§ DATA SUPPLIED
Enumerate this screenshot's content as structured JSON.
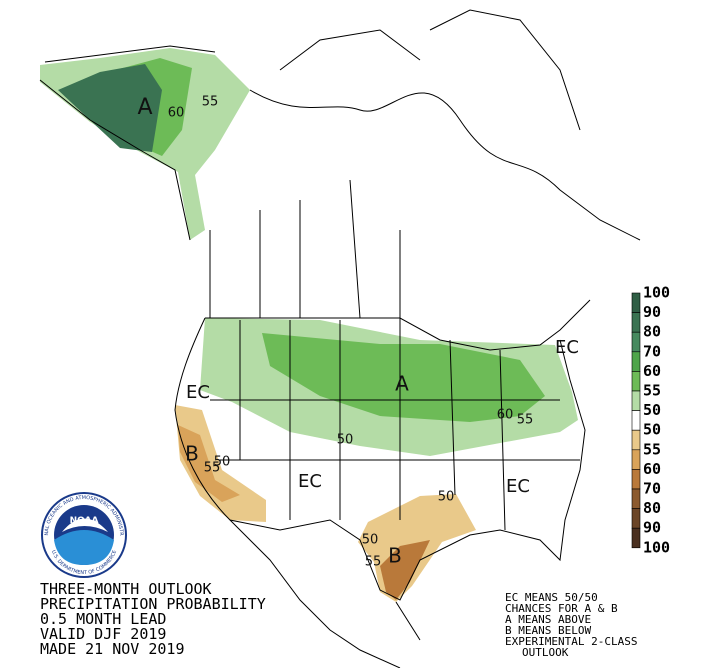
{
  "title_lines": [
    "THREE-MONTH OUTLOOK",
    "PRECIPITATION PROBABILITY",
    "0.5 MONTH LEAD",
    "VALID DJF 2019",
    "MADE 21 NOV 2019"
  ],
  "notes": [
    "EC MEANS 50/50",
    "CHANCES FOR A & B",
    "A MEANS ABOVE",
    "B MEANS BELOW",
    "EXPERIMENTAL 2-CLASS",
    "OUTLOOK"
  ],
  "logo": {
    "name": "NOAA",
    "ring_top": "NATIONAL OCEANIC AND ATMOSPHERIC ADMINISTRATION",
    "ring_bottom": "U.S. DEPARTMENT OF COMMERCE"
  },
  "legend": {
    "labels": [
      100,
      90,
      80,
      70,
      60,
      55,
      50,
      50,
      55,
      60,
      70,
      80,
      90,
      100
    ],
    "colors": [
      "#2f5e45",
      "#3a7352",
      "#468a5f",
      "#4ea54a",
      "#6dbb57",
      "#b4dca6",
      "#ffffff",
      "#e9c98a",
      "#d9a35a",
      "#b9793a",
      "#8c5a2e",
      "#6b4527",
      "#4a3020"
    ]
  },
  "map_labels": [
    "A",
    "60",
    "55",
    "EC",
    "A",
    "60",
    "55",
    "50",
    "B",
    "55",
    "50",
    "EC",
    "EC",
    "50",
    "50",
    "55",
    "B",
    "EC"
  ]
}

§ JOB
Without including any pictures, print all of the material exactly as given.

§ RESPONSE
Enumerate this screenshot's content as structured JSON.
{
  "title_lines": [
    "THREE-MONTH OUTLOOK",
    "PRECIPITATION PROBABILITY",
    "0.5 MONTH LEAD",
    "VALID DJF 2019",
    "MADE 21 NOV 2019"
  ],
  "notes": [
    "EC MEANS 50/50",
    "CHANCES FOR A & B",
    "A MEANS ABOVE",
    "B MEANS BELOW",
    "EXPERIMENTAL 2-CLASS",
    "OUTLOOK"
  ],
  "logo": {
    "name": "NOAA",
    "ring_top": "NATIONAL OCEANIC AND ATMOSPHERIC ADMINISTRATION",
    "ring_bottom": "U.S. DEPARTMENT OF COMMERCE"
  },
  "legend": {
    "labels": [
      100,
      90,
      80,
      70,
      60,
      55,
      50,
      50,
      55,
      60,
      70,
      80,
      90,
      100
    ],
    "colors": [
      "#2f5e45",
      "#3a7352",
      "#468a5f",
      "#4ea54a",
      "#6dbb57",
      "#b4dca6",
      "#ffffff",
      "#e9c98a",
      "#d9a35a",
      "#b9793a",
      "#8c5a2e",
      "#6b4527",
      "#4a3020"
    ]
  },
  "map_labels": [
    "A",
    "60",
    "55",
    "EC",
    "A",
    "60",
    "55",
    "50",
    "B",
    "55",
    "50",
    "EC",
    "EC",
    "50",
    "50",
    "55",
    "B",
    "EC"
  ]
}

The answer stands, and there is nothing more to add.